# start of INPUT FOR THIS TASK

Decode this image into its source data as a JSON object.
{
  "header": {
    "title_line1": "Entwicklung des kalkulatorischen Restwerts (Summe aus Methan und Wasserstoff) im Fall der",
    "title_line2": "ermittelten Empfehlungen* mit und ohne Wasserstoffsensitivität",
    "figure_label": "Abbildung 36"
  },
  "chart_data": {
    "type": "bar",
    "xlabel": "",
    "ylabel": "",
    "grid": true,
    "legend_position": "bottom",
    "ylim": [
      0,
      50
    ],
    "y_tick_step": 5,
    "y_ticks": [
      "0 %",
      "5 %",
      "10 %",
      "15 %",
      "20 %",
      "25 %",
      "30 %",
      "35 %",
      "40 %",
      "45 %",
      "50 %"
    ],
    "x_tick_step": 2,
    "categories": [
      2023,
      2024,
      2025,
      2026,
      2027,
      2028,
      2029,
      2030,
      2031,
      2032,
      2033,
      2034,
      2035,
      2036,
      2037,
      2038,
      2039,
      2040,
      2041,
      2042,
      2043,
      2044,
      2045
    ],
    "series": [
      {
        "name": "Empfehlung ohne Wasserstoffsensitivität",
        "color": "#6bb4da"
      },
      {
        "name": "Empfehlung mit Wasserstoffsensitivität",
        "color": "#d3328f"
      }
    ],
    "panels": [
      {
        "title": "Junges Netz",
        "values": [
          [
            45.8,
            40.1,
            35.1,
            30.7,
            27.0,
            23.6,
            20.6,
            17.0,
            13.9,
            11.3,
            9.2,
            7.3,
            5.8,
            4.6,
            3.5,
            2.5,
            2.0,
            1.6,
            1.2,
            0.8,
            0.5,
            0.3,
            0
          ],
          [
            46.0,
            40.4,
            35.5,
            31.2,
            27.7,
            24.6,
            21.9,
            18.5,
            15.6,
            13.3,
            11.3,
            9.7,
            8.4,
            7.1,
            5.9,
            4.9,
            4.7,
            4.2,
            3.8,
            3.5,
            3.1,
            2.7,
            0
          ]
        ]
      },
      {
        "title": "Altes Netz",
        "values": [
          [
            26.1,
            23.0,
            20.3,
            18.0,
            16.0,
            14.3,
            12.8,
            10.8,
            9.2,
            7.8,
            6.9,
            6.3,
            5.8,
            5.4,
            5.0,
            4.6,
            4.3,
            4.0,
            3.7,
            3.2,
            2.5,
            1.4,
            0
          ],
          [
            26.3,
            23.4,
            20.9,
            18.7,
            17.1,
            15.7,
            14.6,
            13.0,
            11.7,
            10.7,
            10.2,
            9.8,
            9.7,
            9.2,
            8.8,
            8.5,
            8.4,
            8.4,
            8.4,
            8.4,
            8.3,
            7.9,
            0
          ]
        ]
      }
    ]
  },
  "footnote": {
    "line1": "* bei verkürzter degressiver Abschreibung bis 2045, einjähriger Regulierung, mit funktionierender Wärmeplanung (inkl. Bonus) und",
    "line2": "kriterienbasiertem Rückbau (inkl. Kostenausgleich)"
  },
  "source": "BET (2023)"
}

# end of INPUT FOR THIS TASK

TO DO:
Please set down all the data word for word.

ANSWER TO THE EXERCISE:
Decode this image into its source data as a JSON object.
{
  "header": {
    "title_line1": "Entwicklung des kalkulatorischen Restwerts (Summe aus Methan und Wasserstoff) im Fall der",
    "title_line2": "ermittelten Empfehlungen* mit und ohne Wasserstoffsensitivität",
    "figure_label": "Abbildung 36"
  },
  "chart_data": {
    "type": "bar",
    "xlabel": "",
    "ylabel": "",
    "grid": true,
    "legend_position": "bottom",
    "ylim": [
      0,
      50
    ],
    "y_tick_step": 5,
    "y_ticks": [
      "0 %",
      "5 %",
      "10 %",
      "15 %",
      "20 %",
      "25 %",
      "30 %",
      "35 %",
      "40 %",
      "45 %",
      "50 %"
    ],
    "x_tick_step": 2,
    "categories": [
      2023,
      2024,
      2025,
      2026,
      2027,
      2028,
      2029,
      2030,
      2031,
      2032,
      2033,
      2034,
      2035,
      2036,
      2037,
      2038,
      2039,
      2040,
      2041,
      2042,
      2043,
      2044,
      2045
    ],
    "series": [
      {
        "name": "Empfehlung ohne Wasserstoffsensitivität",
        "color": "#6bb4da"
      },
      {
        "name": "Empfehlung mit Wasserstoffsensitivität",
        "color": "#d3328f"
      }
    ],
    "panels": [
      {
        "title": "Junges Netz",
        "values": [
          [
            45.8,
            40.1,
            35.1,
            30.7,
            27.0,
            23.6,
            20.6,
            17.0,
            13.9,
            11.3,
            9.2,
            7.3,
            5.8,
            4.6,
            3.5,
            2.5,
            2.0,
            1.6,
            1.2,
            0.8,
            0.5,
            0.3,
            0
          ],
          [
            46.0,
            40.4,
            35.5,
            31.2,
            27.7,
            24.6,
            21.9,
            18.5,
            15.6,
            13.3,
            11.3,
            9.7,
            8.4,
            7.1,
            5.9,
            4.9,
            4.7,
            4.2,
            3.8,
            3.5,
            3.1,
            2.7,
            0
          ]
        ]
      },
      {
        "title": "Altes Netz",
        "values": [
          [
            26.1,
            23.0,
            20.3,
            18.0,
            16.0,
            14.3,
            12.8,
            10.8,
            9.2,
            7.8,
            6.9,
            6.3,
            5.8,
            5.4,
            5.0,
            4.6,
            4.3,
            4.0,
            3.7,
            3.2,
            2.5,
            1.4,
            0
          ],
          [
            26.3,
            23.4,
            20.9,
            18.7,
            17.1,
            15.7,
            14.6,
            13.0,
            11.7,
            10.7,
            10.2,
            9.8,
            9.7,
            9.2,
            8.8,
            8.5,
            8.4,
            8.4,
            8.4,
            8.4,
            8.3,
            7.9,
            0
          ]
        ]
      }
    ]
  },
  "footnote": {
    "line1": "* bei verkürzter degressiver Abschreibung bis 2045, einjähriger Regulierung, mit funktionierender Wärmeplanung (inkl. Bonus) und",
    "line2": "kriterienbasiertem Rückbau (inkl. Kostenausgleich)"
  },
  "source": "BET (2023)"
}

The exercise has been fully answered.